§ OBJECTIVE
Lay out every line of the entries below as a Markdown table with two columns, Row for the row number and Text for the line, skipping blank lines. Leave the pictures out.

§ RAW DATA
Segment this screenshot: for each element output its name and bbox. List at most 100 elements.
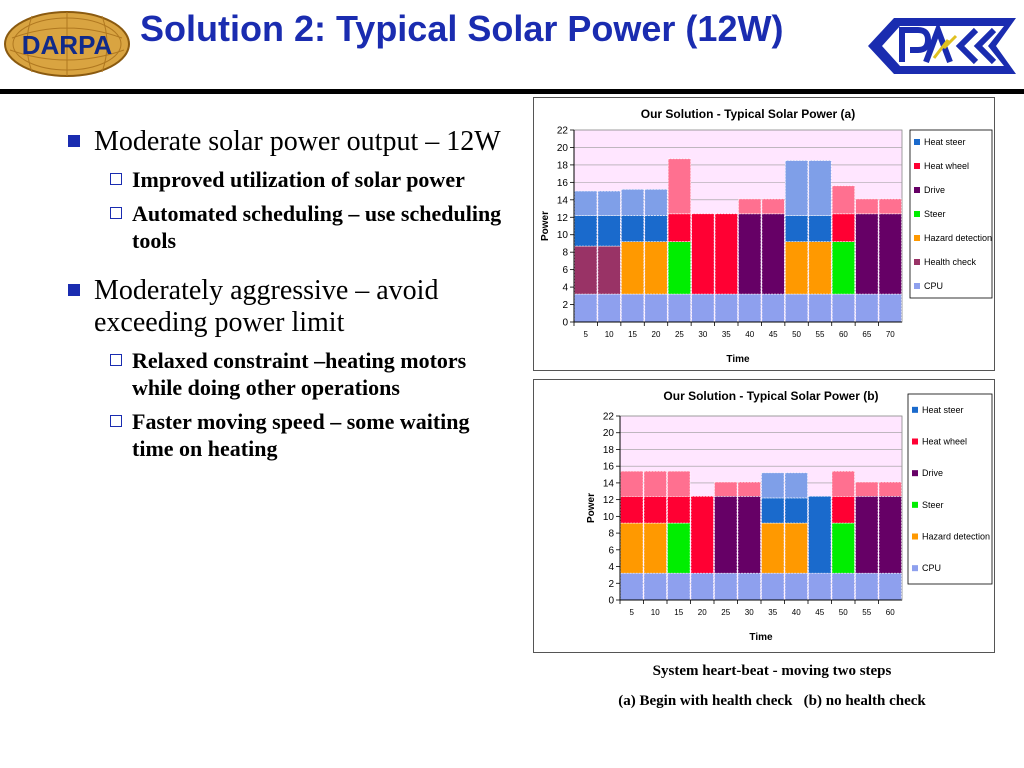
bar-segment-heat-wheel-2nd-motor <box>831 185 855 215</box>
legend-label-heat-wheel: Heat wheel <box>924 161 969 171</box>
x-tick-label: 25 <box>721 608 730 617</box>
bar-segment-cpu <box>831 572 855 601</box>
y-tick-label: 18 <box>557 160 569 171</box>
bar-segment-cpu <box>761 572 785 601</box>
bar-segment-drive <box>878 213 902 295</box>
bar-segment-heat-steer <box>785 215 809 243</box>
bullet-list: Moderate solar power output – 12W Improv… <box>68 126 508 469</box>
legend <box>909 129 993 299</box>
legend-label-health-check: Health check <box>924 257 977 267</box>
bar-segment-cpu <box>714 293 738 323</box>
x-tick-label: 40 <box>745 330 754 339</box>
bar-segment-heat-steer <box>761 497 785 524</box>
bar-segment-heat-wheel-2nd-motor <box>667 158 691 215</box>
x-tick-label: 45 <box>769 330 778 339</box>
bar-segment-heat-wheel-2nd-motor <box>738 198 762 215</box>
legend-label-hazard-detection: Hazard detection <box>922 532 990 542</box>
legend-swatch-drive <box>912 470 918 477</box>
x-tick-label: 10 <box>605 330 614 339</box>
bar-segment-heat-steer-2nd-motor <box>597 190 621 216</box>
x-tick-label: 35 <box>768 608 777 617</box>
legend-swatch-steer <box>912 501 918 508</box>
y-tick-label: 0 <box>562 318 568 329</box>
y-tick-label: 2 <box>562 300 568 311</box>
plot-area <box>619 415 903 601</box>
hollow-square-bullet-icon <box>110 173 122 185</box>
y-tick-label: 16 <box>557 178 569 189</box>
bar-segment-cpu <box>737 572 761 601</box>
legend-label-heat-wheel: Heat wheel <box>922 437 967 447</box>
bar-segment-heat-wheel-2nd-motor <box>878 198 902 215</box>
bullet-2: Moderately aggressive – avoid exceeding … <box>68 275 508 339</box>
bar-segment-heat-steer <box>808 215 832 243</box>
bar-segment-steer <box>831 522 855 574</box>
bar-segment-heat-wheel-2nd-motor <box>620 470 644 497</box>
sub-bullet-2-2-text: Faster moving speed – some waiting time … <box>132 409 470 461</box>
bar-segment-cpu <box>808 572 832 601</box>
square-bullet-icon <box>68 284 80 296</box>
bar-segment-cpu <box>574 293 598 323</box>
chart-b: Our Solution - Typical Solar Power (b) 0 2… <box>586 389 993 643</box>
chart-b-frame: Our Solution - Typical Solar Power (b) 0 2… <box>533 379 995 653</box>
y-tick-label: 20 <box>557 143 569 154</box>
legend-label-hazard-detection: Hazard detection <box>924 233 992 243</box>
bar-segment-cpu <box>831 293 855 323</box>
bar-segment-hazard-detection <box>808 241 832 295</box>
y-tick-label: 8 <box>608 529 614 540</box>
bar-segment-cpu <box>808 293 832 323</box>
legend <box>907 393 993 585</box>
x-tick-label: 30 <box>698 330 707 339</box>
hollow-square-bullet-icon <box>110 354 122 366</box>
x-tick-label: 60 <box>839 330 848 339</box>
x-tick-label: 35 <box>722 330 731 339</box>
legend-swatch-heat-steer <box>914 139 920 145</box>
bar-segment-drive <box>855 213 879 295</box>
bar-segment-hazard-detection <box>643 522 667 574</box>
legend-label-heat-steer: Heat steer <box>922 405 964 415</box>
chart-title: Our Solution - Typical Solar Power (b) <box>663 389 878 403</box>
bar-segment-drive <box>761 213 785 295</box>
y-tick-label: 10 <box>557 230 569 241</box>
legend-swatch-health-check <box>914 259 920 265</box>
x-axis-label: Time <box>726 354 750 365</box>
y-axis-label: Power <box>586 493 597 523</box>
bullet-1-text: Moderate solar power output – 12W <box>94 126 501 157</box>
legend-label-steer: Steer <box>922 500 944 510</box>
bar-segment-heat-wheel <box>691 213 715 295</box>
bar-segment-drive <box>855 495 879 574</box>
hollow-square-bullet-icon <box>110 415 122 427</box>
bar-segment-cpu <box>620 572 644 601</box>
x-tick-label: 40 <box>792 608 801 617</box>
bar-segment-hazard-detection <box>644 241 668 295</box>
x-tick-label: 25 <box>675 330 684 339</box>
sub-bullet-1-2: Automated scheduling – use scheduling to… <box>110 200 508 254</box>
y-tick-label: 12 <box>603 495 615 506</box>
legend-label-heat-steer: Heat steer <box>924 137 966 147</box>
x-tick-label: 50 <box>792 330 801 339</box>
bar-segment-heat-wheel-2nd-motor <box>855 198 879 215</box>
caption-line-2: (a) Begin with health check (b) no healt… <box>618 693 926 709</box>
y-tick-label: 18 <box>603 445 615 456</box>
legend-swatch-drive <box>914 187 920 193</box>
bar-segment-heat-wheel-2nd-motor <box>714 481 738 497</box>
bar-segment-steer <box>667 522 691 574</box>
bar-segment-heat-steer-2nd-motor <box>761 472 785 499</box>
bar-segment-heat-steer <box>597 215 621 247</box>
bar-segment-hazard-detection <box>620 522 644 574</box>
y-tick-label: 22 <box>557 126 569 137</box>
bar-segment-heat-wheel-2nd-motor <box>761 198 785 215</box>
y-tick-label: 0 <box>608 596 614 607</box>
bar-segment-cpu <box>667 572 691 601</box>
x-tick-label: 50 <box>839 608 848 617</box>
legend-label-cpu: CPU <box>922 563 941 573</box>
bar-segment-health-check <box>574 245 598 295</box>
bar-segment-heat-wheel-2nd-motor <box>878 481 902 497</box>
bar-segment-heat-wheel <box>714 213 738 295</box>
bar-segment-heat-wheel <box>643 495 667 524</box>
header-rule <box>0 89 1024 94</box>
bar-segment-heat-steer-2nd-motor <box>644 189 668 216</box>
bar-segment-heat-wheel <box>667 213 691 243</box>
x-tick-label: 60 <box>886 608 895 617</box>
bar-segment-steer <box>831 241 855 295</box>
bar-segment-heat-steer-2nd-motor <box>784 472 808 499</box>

§ REPLY
| Row | Text |
|---|---|
| 1 | Segment this screenshot: for each element output its name and bbox. List at most 100 elements. |
| 2 | bar-segment-heat-wheel-2nd-motor <box>831 185 855 215</box> |
| 3 | legend-label-heat-wheel: Heat wheel <box>924 161 969 171</box> |
| 4 | x-tick-label: 25 <box>721 608 730 617</box> |
| 5 | bar-segment-cpu <box>831 572 855 601</box> |
| 6 | y-tick-label: 18 <box>557 160 569 171</box> |
| 7 | bar-segment-cpu <box>761 572 785 601</box> |
| 8 | bar-segment-drive <box>878 213 902 295</box> |
| 9 | bar-segment-heat-steer <box>785 215 809 243</box> |
| 10 | bullet-list: Moderate solar power output – 12W Improv… <box>68 126 508 469</box> |
| 11 | legend <box>909 129 993 299</box> |
| 12 | legend-label-health-check: Health check <box>924 257 977 267</box> |
| 13 | bar-segment-cpu <box>714 293 738 323</box> |
| 14 | x-tick-label: 40 <box>745 330 754 339</box> |
| 15 | bar-segment-heat-steer <box>761 497 785 524</box> |
| 16 | bar-segment-heat-wheel-2nd-motor <box>667 158 691 215</box> |
| 17 | x-tick-label: 45 <box>769 330 778 339</box> |
| 18 | bar-segment-heat-wheel-2nd-motor <box>738 198 762 215</box> |
| 19 | legend-label-hazard-detection: Hazard detection <box>922 532 990 542</box> |
| 20 | legend-swatch-drive <box>912 470 918 477</box> |
| 21 | x-tick-label: 10 <box>605 330 614 339</box> |
| 22 | bar-segment-heat-steer-2nd-motor <box>597 190 621 216</box> |
| 23 | x-tick-label: 35 <box>768 608 777 617</box> |
| 24 | legend-swatch-steer <box>912 501 918 508</box> |
| 25 | y-tick-label: 0 <box>562 318 568 329</box> |
| 26 | y-tick-label: 2 <box>562 300 568 311</box> |
| 27 | plot-area <box>619 415 903 601</box> |
| 28 | hollow-square-bullet-icon <box>110 173 122 185</box> |
| 29 | y-tick-label: 16 <box>557 178 569 189</box> |
| 30 | bar-segment-cpu <box>737 572 761 601</box> |
| 31 | legend-label-heat-wheel: Heat wheel <box>922 437 967 447</box> |
| 32 | bar-segment-heat-wheel-2nd-motor <box>878 198 902 215</box> |
| 33 | bullet-2: Moderately aggressive – avoid exceeding … <box>68 275 508 339</box> |
| 34 | bar-segment-heat-steer <box>808 215 832 243</box> |
| 35 | bar-segment-steer <box>831 522 855 574</box> |
| 36 | bar-segment-heat-wheel-2nd-motor <box>620 470 644 497</box> |
| 37 | sub-bullet-2-2-text: Faster moving speed – some waiting time … <box>132 409 470 461</box> |
| 38 | bar-segment-cpu <box>808 572 832 601</box> |
| 39 | square-bullet-icon <box>68 284 80 296</box> |
| 40 | bar-segment-cpu <box>574 293 598 323</box> |
| 41 | chart-b: Our Solution - Typical Solar Power (b) 0 2… <box>586 389 993 643</box> |
| 42 | chart-b-frame: Our Solution - Typical Solar Power (b) 0 2… <box>533 379 995 653</box> |
| 43 | y-tick-label: 20 <box>557 143 569 154</box> |
| 44 | legend-label-hazard-detection: Hazard detection <box>924 233 992 243</box> |
| 45 | bar-segment-cpu <box>831 293 855 323</box> |
| 46 | bar-segment-hazard-detection <box>808 241 832 295</box> |
| 47 | y-tick-label: 8 <box>608 529 614 540</box> |
| 48 | bar-segment-cpu <box>808 293 832 323</box> |
| 49 | legend <box>907 393 993 585</box> |
| 50 | x-tick-label: 30 <box>698 330 707 339</box> |
| 51 | hollow-square-bullet-icon <box>110 354 122 366</box> |
| 52 | x-tick-label: 60 <box>839 330 848 339</box> |
| 53 | x-tick-label: 35 <box>722 330 731 339</box> |
| 54 | legend-swatch-heat-steer <box>914 139 920 145</box> |
| 55 | bar-segment-drive <box>855 213 879 295</box> |
| 56 | bar-segment-hazard-detection <box>643 522 667 574</box> |
| 57 | legend-label-heat-steer: Heat steer <box>922 405 964 415</box> |
| 58 | chart-title: Our Solution - Typical Solar Power (b) <box>663 389 878 403</box> |
| 59 | bar-segment-drive <box>761 213 785 295</box> |
| 60 | y-tick-label: 10 <box>557 230 569 241</box> |
| 61 | legend-swatch-health-check <box>914 259 920 265</box> |
| 62 | x-axis-label: Time <box>726 354 750 365</box> |
| 63 | y-axis-label: Power <box>586 493 597 523</box> |
| 64 | bullet-1-text: Moderate solar power output – 12W <box>94 126 501 157</box> |
| 65 | legend-label-steer: Steer <box>922 500 944 510</box> |
| 66 | bar-segment-heat-wheel <box>691 213 715 295</box> |
| 67 | bar-segment-drive <box>855 495 879 574</box> |
| 68 | hollow-square-bullet-icon <box>110 415 122 427</box> |
| 69 | bar-segment-cpu <box>620 572 644 601</box> |
| 70 | x-tick-label: 40 <box>792 608 801 617</box> |
| 71 | bar-segment-hazard-detection <box>644 241 668 295</box> |
| 72 | x-tick-label: 25 <box>675 330 684 339</box> |
| 73 | sub-bullet-1-2: Automated scheduling – use scheduling to… <box>110 200 508 254</box> |
| 74 | y-tick-label: 12 <box>603 495 615 506</box> |
| 75 | legend-label-heat-steer: Heat steer <box>924 137 966 147</box> |
| 76 | x-tick-label: 50 <box>792 330 801 339</box> |
| 77 | bar-segment-heat-wheel-2nd-motor <box>855 198 879 215</box> |
| 78 | caption-line-2: (a) Begin with health check (b) no healt… <box>618 693 926 709</box> |
| 79 | y-tick-label: 18 <box>603 445 615 456</box> |
| 80 | legend-swatch-drive <box>914 187 920 193</box> |
| 81 | bar-segment-heat-wheel-2nd-motor <box>714 481 738 497</box> |
| 82 | bar-segment-steer <box>667 522 691 574</box> |
| 83 | bar-segment-heat-steer-2nd-motor <box>761 472 785 499</box> |
| 84 | bar-segment-heat-steer <box>597 215 621 247</box> |
| 85 | bar-segment-hazard-detection <box>620 522 644 574</box> |
| 86 | y-tick-label: 22 <box>557 126 569 137</box> |
| 87 | bar-segment-heat-wheel-2nd-motor <box>761 198 785 215</box> |
| 88 | y-tick-label: 0 <box>608 596 614 607</box> |
| 89 | bar-segment-cpu <box>667 572 691 601</box> |
| 90 | x-tick-label: 50 <box>839 608 848 617</box> |
| 91 | legend-label-cpu: CPU <box>922 563 941 573</box> |
| 92 | bar-segment-health-check <box>574 245 598 295</box> |
| 93 | bar-segment-heat-wheel-2nd-motor <box>878 481 902 497</box> |
| 94 | bar-segment-heat-wheel <box>714 213 738 295</box> |
| 95 | bar-segment-heat-wheel <box>643 495 667 524</box> |
| 96 | header-rule <box>0 89 1024 94</box> |
| 97 | bar-segment-heat-steer-2nd-motor <box>644 189 668 216</box> |
| 98 | bar-segment-heat-wheel <box>667 213 691 243</box> |
| 99 | x-tick-label: 60 <box>886 608 895 617</box> |
| 100 | bar-segment-steer <box>831 241 855 295</box> |
| 101 | bar-segment-heat-steer-2nd-motor <box>784 472 808 499</box> |